• _Brief_
Look at the entries below and reproduce them exactly.

Extracted records
▶

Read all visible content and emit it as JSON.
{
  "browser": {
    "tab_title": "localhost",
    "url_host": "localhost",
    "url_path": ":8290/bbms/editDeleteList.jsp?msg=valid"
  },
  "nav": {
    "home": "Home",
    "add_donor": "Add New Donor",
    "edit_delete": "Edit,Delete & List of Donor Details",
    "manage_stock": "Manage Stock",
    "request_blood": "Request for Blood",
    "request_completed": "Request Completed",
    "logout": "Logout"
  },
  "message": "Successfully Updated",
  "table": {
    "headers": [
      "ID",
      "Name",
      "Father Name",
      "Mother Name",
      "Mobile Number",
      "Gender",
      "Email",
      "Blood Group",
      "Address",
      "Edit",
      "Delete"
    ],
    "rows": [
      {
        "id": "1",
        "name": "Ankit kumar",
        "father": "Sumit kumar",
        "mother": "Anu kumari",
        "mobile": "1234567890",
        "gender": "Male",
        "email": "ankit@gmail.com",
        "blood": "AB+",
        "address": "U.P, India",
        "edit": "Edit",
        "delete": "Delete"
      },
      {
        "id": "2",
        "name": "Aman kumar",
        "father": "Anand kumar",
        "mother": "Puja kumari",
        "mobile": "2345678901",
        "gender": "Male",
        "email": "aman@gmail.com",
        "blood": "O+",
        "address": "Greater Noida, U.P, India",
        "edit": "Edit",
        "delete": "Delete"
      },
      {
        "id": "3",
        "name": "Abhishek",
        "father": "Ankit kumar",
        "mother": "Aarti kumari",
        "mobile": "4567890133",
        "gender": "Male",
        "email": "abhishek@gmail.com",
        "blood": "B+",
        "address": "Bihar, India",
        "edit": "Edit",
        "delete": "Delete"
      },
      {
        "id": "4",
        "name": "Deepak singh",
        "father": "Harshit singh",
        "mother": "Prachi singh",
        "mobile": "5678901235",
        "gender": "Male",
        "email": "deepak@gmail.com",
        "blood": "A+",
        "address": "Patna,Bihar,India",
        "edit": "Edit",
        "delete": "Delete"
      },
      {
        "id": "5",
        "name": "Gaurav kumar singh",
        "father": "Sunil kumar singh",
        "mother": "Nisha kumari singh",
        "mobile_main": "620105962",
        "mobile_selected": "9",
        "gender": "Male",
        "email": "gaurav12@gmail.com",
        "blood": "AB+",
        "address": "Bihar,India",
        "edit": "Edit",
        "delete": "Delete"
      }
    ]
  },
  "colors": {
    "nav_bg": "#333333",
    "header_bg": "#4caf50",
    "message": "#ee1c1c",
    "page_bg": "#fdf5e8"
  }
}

◀

• _Output of the exercise_
Read all visible content and emit it as JSON.
{
  "browser": {
    "tab_title": "localhost",
    "url_host": "localhost",
    "url_path": ":8290/bbms/editDeleteList.jsp?msg=valid"
  },
  "nav": {
    "home": "Home",
    "add_donor": "Add New Donor",
    "edit_delete": "Edit,Delete & List of Donor Details",
    "manage_stock": "Manage Stock",
    "request_blood": "Request for Blood",
    "request_completed": "Request Completed",
    "logout": "Logout"
  },
  "message": "Successfully Updated",
  "table": {
    "headers": [
      "ID",
      "Name",
      "Father Name",
      "Mother Name",
      "Mobile Number",
      "Gender",
      "Email",
      "Blood Group",
      "Address",
      "Edit",
      "Delete"
    ],
    "rows": [
      {
        "id": "1",
        "name": "Ankit kumar",
        "father": "Sumit kumar",
        "mother": "Anu kumari",
        "mobile": "1234567890",
        "gender": "Male",
        "email": "ankit@gmail.com",
        "blood": "AB+",
        "address": "U.P, India",
        "edit": "Edit",
        "delete": "Delete"
      },
      {
        "id": "2",
        "name": "Aman kumar",
        "father": "Anand kumar",
        "mother": "Puja kumari",
        "mobile": "2345678901",
        "gender": "Male",
        "email": "aman@gmail.com",
        "blood": "O+",
        "address": "Greater Noida, U.P, India",
        "edit": "Edit",
        "delete": "Delete"
      },
      {
        "id": "3",
        "name": "Abhishek",
        "father": "Ankit kumar",
        "mother": "Aarti kumari",
        "mobile": "4567890133",
        "gender": "Male",
        "email": "abhishek@gmail.com",
        "blood": "B+",
        "address": "Bihar, India",
        "edit": "Edit",
        "delete": "Delete"
      },
      {
        "id": "4",
        "name": "Deepak singh",
        "father": "Harshit singh",
        "mother": "Prachi singh",
        "mobile": "5678901235",
        "gender": "Male",
        "email": "deepak@gmail.com",
        "blood": "A+",
        "address": "Patna,Bihar,India",
        "edit": "Edit",
        "delete": "Delete"
      },
      {
        "id": "5",
        "name": "Gaurav kumar singh",
        "father": "Sunil kumar singh",
        "mother": "Nisha kumari singh",
        "mobile_main": "620105962",
        "mobile_selected": "9",
        "gender": "Male",
        "email": "gaurav12@gmail.com",
        "blood": "AB+",
        "address": "Bihar,India",
        "edit": "Edit",
        "delete": "Delete"
      }
    ]
  },
  "colors": {
    "nav_bg": "#333333",
    "header_bg": "#4caf50",
    "message": "#ee1c1c",
    "page_bg": "#fdf5e8"
  }
}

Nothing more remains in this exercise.